Recorded data
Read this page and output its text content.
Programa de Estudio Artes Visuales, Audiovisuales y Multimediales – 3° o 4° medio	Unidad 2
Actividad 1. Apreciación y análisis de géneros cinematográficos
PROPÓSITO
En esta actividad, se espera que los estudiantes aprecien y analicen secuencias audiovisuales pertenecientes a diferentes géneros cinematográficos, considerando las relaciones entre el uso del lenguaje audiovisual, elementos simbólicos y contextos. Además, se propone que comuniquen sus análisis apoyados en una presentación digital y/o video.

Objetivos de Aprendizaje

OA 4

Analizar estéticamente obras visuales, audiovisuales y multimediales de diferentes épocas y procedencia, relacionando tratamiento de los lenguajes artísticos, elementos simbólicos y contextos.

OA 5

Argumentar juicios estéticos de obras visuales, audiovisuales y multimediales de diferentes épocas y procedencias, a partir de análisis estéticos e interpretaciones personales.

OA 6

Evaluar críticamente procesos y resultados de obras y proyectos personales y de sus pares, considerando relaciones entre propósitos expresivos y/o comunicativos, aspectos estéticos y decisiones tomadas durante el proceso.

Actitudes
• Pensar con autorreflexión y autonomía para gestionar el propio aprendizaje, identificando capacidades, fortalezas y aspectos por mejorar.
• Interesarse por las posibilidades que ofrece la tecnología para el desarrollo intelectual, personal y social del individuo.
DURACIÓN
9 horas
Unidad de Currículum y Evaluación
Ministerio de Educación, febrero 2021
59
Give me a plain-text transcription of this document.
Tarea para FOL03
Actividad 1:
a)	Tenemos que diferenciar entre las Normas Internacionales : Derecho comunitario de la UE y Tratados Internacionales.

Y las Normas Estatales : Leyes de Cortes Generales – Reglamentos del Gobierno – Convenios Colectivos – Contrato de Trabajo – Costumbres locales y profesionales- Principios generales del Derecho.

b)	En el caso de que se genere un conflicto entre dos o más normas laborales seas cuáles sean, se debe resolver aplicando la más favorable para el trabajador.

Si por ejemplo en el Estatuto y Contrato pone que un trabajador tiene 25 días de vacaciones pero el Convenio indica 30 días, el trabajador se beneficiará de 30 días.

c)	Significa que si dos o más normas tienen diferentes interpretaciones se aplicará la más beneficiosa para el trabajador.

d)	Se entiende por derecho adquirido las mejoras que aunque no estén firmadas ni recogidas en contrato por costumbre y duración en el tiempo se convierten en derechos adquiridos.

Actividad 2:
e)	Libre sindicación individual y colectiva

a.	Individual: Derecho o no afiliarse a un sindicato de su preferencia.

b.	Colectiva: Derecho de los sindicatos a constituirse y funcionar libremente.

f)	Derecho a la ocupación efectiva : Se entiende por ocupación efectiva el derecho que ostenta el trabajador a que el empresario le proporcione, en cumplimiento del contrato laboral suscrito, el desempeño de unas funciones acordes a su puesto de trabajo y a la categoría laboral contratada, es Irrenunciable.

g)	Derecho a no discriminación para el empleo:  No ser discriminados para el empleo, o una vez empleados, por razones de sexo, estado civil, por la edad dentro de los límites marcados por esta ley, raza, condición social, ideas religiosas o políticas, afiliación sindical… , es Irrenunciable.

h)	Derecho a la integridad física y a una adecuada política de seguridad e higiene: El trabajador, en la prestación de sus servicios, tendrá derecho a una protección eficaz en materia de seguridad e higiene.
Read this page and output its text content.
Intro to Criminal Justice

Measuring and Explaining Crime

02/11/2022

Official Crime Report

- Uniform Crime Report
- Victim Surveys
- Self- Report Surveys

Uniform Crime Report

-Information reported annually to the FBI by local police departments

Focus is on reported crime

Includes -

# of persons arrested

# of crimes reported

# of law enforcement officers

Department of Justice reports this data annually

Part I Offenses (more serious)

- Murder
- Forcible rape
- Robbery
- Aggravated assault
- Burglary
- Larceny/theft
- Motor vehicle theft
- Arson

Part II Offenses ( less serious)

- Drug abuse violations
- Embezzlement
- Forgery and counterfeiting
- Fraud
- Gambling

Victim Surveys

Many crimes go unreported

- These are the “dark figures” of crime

### TASK TO CARRY OUT
Quote each line of the data above exactly as written.

### CORRECT OUTPUT
Read this page and output its text content.
Programa de Estudio Artes Visuales, Audiovisuales y Multimediales – 3° o 4° medio	Unidad 2
Actividad 1. Apreciación y análisis de géneros cinematográficos
PROPÓSITO
En esta actividad, se espera que los estudiantes aprecien y analicen secuencias audiovisuales pertenecientes a diferentes géneros cinematográficos, considerando las relaciones entre el uso del lenguaje audiovisual, elementos simbólicos y contextos. Además, se propone que comuniquen sus análisis apoyados en una presentación digital y/o video.

Objetivos de Aprendizaje

OA 4

Analizar estéticamente obras visuales, audiovisuales y multimediales de diferentes épocas y procedencia, relacionando tratamiento de los lenguajes artísticos, elementos simbólicos y contextos.

OA 5

Argumentar juicios estéticos de obras visuales, audiovisuales y multimediales de diferentes épocas y procedencias, a partir de análisis estéticos e interpretaciones personales.

OA 6

Evaluar críticamente procesos y resultados de obras y proyectos personales y de sus pares, considerando relaciones entre propósitos expresivos y/o comunicativos, aspectos estéticos y decisiones tomadas durante el proceso.

Actitudes
• Pensar con autorreflexión y autonomía para gestionar el propio aprendizaje, identificando capacidades, fortalezas y aspectos por mejorar.
• Interesarse por las posibilidades que ofrece la tecnología para el desarrollo intelectual, personal y social del individuo.
DURACIÓN
9 horas
Unidad de Currículum y Evaluación
Ministerio de Educación, febrero 2021
59
Give me a plain-text transcription of this document.
Tarea para FOL03
Actividad 1:
a)	Tenemos que diferenciar entre las Normas Internacionales : Derecho comunitario de la UE y Tratados Internacionales.

Y las Normas Estatales : Leyes de Cortes Generales – Reglamentos del Gobierno – Convenios Colectivos – Contrato de Trabajo – Costumbres locales y profesionales- Principios generales del Derecho.

b)	En el caso de que se genere un conflicto entre dos o más normas laborales seas cuáles sean, se debe resolver aplicando la más favorable para el trabajador.

Si por ejemplo en el Estatuto y Contrato pone que un trabajador tiene 25 días de vacaciones pero el Convenio indica 30 días, el trabajador se beneficiará de 30 días.

c)	Significa que si dos o más normas tienen diferentes interpretaciones se aplicará la más beneficiosa para el trabajador.

d)	Se entiende por derecho adquirido las mejoras que aunque no estén firmadas ni recogidas en contrato por costumbre y duración en el tiempo se convierten en derechos adquiridos.

Actividad 2:
e)	Libre sindicación individual y colectiva

a.	Individual: Derecho o no afiliarse a un sindicato de su preferencia.

b.	Colectiva: Derecho de los sindicatos a constituirse y funcionar libremente.

f)	Derecho a la ocupación efectiva : Se entiende por ocupación efectiva el derecho que ostenta el trabajador a que el empresario le proporcione, en cumplimiento del contrato laboral suscrito, el desempeño de unas funciones acordes a su puesto de trabajo y a la categoría laboral contratada, es Irrenunciable.

g)	Derecho a no discriminación para el empleo:  No ser discriminados para el empleo, o una vez empleados, por razones de sexo, estado civil, por la edad dentro de los límites marcados por esta ley, raza, condición social, ideas religiosas o políticas, afiliación sindical… , es Irrenunciable.

h)	Derecho a la integridad física y a una adecuada política de seguridad e higiene: El trabajador, en la prestación de sus servicios, tendrá derecho a una protección eficaz en materia de seguridad e higiene.
Read this page and output its text content.
Intro to Criminal Justice

Measuring and Explaining Crime

02/11/2022

Official Crime Report

- Uniform Crime Report
- Victim Surveys
- Self- Report Surveys

Uniform Crime Report

-Information reported annually to the FBI by local police departments

Focus is on reported crime

Includes -

# of persons arrested

# of crimes reported

# of law enforcement officers

Department of Justice reports this data annually

Part I Offenses (more serious)

- Murder
- Forcible rape
- Robbery
- Aggravated assault
- Burglary
- Larceny/theft
- Motor vehicle theft
- Arson

Part II Offenses ( less serious)

- Drug abuse violations
- Embezzlement
- Forgery and counterfeiting
- Fraud
- Gambling

Victim Surveys

Many crimes go unreported

- These are the “dark figures” of crime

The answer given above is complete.